**Task prompt:** Copy every line, leaving nothing out and adding nothing.

**Dataset entries:**
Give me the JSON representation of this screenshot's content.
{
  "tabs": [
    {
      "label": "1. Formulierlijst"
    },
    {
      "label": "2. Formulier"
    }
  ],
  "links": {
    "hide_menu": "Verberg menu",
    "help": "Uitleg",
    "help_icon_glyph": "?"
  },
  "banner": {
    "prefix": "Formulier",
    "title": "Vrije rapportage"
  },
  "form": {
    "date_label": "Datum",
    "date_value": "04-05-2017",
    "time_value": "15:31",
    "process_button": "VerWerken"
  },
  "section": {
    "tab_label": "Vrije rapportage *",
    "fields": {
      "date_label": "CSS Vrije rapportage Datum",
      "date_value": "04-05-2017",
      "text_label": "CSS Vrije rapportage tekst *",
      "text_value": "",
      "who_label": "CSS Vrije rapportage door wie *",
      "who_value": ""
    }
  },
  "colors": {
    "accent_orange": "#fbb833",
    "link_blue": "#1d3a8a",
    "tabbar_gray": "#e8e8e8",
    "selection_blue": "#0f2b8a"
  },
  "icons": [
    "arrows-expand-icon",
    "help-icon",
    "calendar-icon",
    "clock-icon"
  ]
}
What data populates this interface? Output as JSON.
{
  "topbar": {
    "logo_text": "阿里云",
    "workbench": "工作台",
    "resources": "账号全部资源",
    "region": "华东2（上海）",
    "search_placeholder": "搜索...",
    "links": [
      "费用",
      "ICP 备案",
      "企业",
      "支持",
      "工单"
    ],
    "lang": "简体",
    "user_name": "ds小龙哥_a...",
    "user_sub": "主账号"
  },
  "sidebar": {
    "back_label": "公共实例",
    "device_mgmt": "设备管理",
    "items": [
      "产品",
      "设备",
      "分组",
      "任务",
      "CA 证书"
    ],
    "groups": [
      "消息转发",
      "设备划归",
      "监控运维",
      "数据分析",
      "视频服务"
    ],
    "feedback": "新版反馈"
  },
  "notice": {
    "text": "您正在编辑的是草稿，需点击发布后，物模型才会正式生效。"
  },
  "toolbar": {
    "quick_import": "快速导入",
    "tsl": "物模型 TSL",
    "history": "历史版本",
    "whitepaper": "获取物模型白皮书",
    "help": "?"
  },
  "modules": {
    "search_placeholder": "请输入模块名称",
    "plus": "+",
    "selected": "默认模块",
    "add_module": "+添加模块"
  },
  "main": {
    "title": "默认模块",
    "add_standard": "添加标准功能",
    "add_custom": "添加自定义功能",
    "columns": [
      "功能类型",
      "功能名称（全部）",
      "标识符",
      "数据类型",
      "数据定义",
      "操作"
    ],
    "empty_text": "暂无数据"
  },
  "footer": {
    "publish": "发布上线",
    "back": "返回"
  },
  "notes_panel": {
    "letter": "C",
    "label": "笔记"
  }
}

**Worked answer:**
Give me the JSON representation of this screenshot's content.
{
  "tabs": [
    {
      "label": "1. Formulierlijst"
    },
    {
      "label": "2. Formulier"
    }
  ],
  "links": {
    "hide_menu": "Verberg menu",
    "help": "Uitleg",
    "help_icon_glyph": "?"
  },
  "banner": {
    "prefix": "Formulier",
    "title": "Vrije rapportage"
  },
  "form": {
    "date_label": "Datum",
    "date_value": "04-05-2017",
    "time_value": "15:31",
    "process_button": "VerWerken"
  },
  "section": {
    "tab_label": "Vrije rapportage *",
    "fields": {
      "date_label": "CSS Vrije rapportage Datum",
      "date_value": "04-05-2017",
      "text_label": "CSS Vrije rapportage tekst *",
      "text_value": "",
      "who_label": "CSS Vrije rapportage door wie *",
      "who_value": ""
    }
  },
  "colors": {
    "accent_orange": "#fbb833",
    "link_blue": "#1d3a8a",
    "tabbar_gray": "#e8e8e8",
    "selection_blue": "#0f2b8a"
  },
  "icons": [
    "arrows-expand-icon",
    "help-icon",
    "calendar-icon",
    "clock-icon"
  ]
}
What data populates this interface? Output as JSON.
{
  "topbar": {
    "logo_text": "阿里云",
    "workbench": "工作台",
    "resources": "账号全部资源",
    "region": "华东2（上海）",
    "search_placeholder": "搜索...",
    "links": [
      "费用",
      "ICP 备案",
      "企业",
      "支持",
      "工单"
    ],
    "lang": "简体",
    "user_name": "ds小龙哥_a...",
    "user_sub": "主账号"
  },
  "sidebar": {
    "back_label": "公共实例",
    "device_mgmt": "设备管理",
    "items": [
      "产品",
      "设备",
      "分组",
      "任务",
      "CA 证书"
    ],
    "groups": [
      "消息转发",
      "设备划归",
      "监控运维",
      "数据分析",
      "视频服务"
    ],
    "feedback": "新版反馈"
  },
  "notice": {
    "text": "您正在编辑的是草稿，需点击发布后，物模型才会正式生效。"
  },
  "toolbar": {
    "quick_import": "快速导入",
    "tsl": "物模型 TSL",
    "history": "历史版本",
    "whitepaper": "获取物模型白皮书",
    "help": "?"
  },
  "modules": {
    "search_placeholder": "请输入模块名称",
    "plus": "+",
    "selected": "默认模块",
    "add_module": "+添加模块"
  },
  "main": {
    "title": "默认模块",
    "add_standard": "添加标准功能",
    "add_custom": "添加自定义功能",
    "columns": [
      "功能类型",
      "功能名称（全部）",
      "标识符",
      "数据类型",
      "数据定义",
      "操作"
    ],
    "empty_text": "暂无数据"
  },
  "footer": {
    "publish": "发布上线",
    "back": "返回"
  },
  "notes_panel": {
    "letter": "C",
    "label": "笔记"
  }
}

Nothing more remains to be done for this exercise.